Verilen metin =
--- --- ---

Etiket arşivi: The New York Times

“TÜRKLER’İN YENİ DİZİSİ…”

 

“TÜRKLER’İN YENİ DİZİSİ…”

(Afyonlanan Beyinlerimizle Gerçekleri Algılayamıyoruz)

portresijpg

Prof. Dr. Kemal Arı

İçimin yandığını hissettim…

Hiçbir zaman ulusal gururumuzun,
bu denli kırıldığını ben bilmiyorum:

 

The New York Times yazmış:
“Türkler yeni dizisini buldu!”
Aslında çift boyutlu bir ironi:
Türkler olarak artık halkımız, “dizikolik” oldu ya!
İnsanlarımız akşamları ya bir dizinin başına kilitlenip; gecenin bir yarısını buluyorlar
ya da saçma sapan yarışma programlarını izliyorlar.

Aslında haksız da değiller…
Bu zamana değin, o denli sinsi bir psikolojik harp oynandı ki;
işte tam on on beş yıldır süren bir uygulama sonunda; bütünüyle şu anda kendisine sunulana gönlü katlanan yeni kuşaklar ortaya çıktı…
Eski kuşaklardan da bu yeni modaya katılanlar oldu.

--- --- ---

Görev tanımı = Yukarıdaki dizi alışkanlığını konu alan metni baştan sona, harfi harfine ve hiçbir değişiklik yapmadan yeniden yazın.

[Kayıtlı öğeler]

--- --- ---

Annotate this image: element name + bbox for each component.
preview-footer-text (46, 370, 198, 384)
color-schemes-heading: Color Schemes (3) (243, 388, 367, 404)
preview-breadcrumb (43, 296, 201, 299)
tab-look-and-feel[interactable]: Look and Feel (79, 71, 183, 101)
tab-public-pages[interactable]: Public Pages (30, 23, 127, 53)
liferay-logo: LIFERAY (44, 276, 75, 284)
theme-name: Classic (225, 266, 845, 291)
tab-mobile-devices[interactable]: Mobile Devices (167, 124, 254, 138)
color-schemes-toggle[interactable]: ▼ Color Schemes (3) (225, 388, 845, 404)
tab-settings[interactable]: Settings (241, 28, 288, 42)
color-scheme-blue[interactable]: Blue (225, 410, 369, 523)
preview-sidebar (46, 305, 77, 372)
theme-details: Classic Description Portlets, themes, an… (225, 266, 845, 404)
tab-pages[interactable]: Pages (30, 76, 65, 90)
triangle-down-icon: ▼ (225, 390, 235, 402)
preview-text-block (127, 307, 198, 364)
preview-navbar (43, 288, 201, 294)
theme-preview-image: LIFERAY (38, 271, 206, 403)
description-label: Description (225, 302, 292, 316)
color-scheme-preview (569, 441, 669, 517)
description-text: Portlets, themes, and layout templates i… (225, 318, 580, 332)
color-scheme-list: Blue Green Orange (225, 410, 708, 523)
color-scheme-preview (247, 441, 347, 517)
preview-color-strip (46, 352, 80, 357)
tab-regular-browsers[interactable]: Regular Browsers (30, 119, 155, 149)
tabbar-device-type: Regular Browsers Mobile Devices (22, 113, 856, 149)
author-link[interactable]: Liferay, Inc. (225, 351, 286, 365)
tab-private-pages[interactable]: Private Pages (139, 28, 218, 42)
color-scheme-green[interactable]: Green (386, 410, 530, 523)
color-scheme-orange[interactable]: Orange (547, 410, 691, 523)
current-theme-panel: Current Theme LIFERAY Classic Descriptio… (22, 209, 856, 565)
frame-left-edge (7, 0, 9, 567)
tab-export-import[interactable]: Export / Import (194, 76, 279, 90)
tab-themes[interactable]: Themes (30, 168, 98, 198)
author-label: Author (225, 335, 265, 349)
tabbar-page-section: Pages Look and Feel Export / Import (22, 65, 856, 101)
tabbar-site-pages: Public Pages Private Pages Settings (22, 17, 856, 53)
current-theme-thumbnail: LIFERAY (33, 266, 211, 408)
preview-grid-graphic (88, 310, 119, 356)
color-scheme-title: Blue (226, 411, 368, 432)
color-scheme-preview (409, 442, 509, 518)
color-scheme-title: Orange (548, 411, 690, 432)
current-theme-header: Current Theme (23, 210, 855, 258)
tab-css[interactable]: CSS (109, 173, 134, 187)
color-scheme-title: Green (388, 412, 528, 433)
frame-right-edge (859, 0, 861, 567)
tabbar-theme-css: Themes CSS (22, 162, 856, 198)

--- --- ---

Yanıt =
Etiket arşivi: The New York Times

“TÜRKLER’İN YENİ DİZİSİ…”

 

“TÜRKLER’İN YENİ DİZİSİ…”

(Afyonlanan Beyinlerimizle Gerçekleri Algılayamıyoruz)

portresijpg

Prof. Dr. Kemal Arı

İçimin yandığını hissettim…

Hiçbir zaman ulusal gururumuzun,
bu denli kırıldığını ben bilmiyorum:

 

The New York Times yazmış:
“Türkler yeni dizisini buldu!”
Aslında çift boyutlu bir ironi:
Türkler olarak artık halkımız, “dizikolik” oldu ya!
İnsanlarımız akşamları ya bir dizinin başına kilitlenip; gecenin bir yarısını buluyorlar
ya da saçma sapan yarışma programlarını izliyorlar.

Aslında haksız da değiller…
Bu zamana değin, o denli sinsi bir psikolojik harp oynandı ki;
işte tam on on beş yıldır süren bir uygulama sonunda; bütünüyle şu anda kendisine sunulana gönlü katlanan yeni kuşaklar ortaya çıktı…
Eski kuşaklardan da bu yeni modaya katılanlar oldu.